# Records:

>> START

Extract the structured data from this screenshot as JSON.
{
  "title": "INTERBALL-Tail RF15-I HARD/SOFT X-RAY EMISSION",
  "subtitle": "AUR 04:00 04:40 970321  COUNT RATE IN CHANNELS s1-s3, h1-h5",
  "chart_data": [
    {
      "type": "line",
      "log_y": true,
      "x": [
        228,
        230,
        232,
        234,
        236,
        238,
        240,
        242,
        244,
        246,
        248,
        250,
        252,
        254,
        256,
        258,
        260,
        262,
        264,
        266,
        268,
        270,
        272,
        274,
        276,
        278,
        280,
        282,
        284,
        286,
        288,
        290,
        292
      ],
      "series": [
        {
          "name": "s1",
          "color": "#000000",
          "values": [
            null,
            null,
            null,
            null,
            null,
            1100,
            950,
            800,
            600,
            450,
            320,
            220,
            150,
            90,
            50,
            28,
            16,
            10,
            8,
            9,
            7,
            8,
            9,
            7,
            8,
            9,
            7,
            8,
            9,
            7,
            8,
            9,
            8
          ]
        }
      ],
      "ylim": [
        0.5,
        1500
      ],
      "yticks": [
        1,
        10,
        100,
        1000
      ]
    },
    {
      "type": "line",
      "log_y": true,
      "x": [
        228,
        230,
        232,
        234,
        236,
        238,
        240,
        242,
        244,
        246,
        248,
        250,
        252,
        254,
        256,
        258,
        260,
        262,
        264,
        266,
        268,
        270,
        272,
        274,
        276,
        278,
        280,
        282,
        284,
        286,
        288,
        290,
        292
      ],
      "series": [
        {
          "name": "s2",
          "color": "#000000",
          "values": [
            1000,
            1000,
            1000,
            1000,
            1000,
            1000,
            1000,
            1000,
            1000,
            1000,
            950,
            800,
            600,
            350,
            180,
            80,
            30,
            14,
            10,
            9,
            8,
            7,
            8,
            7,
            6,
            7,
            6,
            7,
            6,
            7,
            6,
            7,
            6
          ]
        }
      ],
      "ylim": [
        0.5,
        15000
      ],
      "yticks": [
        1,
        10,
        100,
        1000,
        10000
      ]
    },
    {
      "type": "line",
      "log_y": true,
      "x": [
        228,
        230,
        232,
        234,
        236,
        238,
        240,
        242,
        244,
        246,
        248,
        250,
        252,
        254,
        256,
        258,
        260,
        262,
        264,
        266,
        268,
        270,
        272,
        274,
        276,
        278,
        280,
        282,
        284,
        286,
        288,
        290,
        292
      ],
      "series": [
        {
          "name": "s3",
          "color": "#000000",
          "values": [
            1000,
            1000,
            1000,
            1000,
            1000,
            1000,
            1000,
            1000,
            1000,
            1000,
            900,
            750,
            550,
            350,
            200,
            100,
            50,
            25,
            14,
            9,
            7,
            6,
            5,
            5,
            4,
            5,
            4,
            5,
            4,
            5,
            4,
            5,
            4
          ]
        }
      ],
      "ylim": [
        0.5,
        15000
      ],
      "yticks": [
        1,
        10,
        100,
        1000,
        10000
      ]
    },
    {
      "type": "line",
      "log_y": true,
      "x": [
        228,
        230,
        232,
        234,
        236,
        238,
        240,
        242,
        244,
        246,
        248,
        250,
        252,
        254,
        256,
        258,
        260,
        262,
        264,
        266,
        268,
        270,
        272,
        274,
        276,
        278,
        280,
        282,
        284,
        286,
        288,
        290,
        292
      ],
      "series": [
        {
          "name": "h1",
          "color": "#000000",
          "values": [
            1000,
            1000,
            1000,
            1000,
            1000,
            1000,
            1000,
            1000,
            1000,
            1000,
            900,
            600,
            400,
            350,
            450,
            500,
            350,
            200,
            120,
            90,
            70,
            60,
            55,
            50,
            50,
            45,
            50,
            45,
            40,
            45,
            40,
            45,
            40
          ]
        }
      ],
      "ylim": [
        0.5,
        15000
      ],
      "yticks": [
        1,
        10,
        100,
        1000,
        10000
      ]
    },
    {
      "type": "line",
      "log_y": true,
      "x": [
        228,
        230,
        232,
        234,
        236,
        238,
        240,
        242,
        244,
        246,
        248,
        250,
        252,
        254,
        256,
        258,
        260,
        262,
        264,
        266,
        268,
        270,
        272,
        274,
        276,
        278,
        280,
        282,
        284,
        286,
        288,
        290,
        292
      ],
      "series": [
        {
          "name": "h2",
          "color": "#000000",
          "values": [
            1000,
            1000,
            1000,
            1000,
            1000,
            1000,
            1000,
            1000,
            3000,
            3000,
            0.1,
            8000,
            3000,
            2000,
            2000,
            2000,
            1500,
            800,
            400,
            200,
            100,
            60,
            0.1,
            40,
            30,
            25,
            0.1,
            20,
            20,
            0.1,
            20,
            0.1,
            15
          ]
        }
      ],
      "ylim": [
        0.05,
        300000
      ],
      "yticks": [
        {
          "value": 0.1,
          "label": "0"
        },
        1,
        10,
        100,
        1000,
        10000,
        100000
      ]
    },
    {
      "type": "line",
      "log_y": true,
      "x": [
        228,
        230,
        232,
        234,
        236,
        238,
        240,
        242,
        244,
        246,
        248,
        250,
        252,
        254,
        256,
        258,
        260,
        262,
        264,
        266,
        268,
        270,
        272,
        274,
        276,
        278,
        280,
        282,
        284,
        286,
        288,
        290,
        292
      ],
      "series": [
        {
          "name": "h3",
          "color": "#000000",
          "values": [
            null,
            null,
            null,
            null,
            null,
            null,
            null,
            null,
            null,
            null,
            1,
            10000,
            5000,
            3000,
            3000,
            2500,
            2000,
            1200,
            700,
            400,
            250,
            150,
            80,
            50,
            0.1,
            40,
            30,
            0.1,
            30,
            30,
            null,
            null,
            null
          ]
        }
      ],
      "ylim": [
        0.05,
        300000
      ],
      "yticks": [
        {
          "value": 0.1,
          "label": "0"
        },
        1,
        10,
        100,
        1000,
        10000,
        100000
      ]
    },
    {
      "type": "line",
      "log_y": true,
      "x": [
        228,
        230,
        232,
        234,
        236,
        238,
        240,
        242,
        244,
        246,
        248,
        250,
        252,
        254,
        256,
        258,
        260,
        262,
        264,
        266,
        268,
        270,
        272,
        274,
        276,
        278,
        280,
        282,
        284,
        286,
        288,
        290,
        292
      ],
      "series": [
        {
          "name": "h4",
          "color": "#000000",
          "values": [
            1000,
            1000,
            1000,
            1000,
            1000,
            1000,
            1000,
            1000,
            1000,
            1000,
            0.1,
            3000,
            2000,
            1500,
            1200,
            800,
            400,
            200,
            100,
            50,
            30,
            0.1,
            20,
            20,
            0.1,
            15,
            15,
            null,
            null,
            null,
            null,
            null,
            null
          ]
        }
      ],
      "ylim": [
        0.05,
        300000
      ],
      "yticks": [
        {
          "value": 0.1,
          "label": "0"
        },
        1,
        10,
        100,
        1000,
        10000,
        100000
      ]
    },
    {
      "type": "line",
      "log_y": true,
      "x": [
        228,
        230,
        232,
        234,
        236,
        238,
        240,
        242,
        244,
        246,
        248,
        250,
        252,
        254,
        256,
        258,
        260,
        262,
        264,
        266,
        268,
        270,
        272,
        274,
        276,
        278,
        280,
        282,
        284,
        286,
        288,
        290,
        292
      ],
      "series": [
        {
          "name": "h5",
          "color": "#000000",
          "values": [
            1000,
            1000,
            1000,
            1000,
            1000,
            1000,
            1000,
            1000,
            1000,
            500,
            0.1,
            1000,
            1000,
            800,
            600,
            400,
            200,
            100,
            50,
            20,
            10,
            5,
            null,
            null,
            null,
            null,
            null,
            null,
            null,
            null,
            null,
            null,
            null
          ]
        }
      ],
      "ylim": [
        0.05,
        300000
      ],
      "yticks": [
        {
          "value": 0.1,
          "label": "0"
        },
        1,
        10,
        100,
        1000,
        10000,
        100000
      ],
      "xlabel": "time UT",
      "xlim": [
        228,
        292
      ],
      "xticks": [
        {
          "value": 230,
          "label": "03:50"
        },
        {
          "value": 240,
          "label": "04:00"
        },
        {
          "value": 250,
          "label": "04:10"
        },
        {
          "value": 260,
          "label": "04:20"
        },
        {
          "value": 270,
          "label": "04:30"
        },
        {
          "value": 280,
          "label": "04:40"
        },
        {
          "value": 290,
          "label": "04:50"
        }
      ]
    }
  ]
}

>> END

Tally up how many lines in the preceding listing contain the word "name". Give nothing but the number.

# Answer to the problem:
8